* [Provided records]:
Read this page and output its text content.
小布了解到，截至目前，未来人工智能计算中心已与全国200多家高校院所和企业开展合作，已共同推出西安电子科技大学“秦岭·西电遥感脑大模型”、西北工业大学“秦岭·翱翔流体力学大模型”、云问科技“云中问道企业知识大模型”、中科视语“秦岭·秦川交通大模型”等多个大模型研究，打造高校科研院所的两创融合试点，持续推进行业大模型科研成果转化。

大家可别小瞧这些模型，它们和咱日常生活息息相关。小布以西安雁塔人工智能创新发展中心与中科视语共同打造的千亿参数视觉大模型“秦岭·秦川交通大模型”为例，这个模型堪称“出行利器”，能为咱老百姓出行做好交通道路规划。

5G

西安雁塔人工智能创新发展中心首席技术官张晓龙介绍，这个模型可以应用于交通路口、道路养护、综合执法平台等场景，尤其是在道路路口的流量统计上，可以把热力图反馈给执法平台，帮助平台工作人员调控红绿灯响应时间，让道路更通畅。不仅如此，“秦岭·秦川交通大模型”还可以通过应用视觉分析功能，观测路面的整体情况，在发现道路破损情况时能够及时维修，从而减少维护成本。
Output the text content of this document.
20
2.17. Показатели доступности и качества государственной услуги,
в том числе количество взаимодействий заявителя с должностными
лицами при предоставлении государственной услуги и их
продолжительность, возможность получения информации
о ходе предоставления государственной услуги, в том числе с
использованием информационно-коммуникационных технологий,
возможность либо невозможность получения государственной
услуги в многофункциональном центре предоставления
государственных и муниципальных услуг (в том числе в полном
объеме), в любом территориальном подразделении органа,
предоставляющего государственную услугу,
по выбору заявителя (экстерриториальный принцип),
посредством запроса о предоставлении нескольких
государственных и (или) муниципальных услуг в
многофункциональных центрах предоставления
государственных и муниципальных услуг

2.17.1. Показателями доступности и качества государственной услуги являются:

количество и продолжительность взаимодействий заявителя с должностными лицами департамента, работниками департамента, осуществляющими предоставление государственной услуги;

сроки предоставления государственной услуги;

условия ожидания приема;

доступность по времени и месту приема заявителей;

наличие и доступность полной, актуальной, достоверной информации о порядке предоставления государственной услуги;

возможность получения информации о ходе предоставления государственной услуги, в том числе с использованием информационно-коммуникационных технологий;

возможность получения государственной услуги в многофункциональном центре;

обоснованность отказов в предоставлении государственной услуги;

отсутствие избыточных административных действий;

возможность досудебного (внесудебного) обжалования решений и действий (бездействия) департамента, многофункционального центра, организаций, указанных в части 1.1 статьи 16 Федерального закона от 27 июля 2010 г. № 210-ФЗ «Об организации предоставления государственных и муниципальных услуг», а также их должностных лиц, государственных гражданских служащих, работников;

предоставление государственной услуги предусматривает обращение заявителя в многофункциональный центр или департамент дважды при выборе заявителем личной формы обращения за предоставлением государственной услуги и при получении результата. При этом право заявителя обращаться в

* [Given exercise]:
Filter the data for the string "получения" and copy every line that has it.

* [Answer for this exercise]:
продолжительность, возможность получения информации
возможность либо невозможность получения государственной
возможность получения информации о ходе предоставления государственной услуги, в том числе с использованием информационно-коммуникационных технологий;
возможность получения государственной услуги в многофункциональном центре;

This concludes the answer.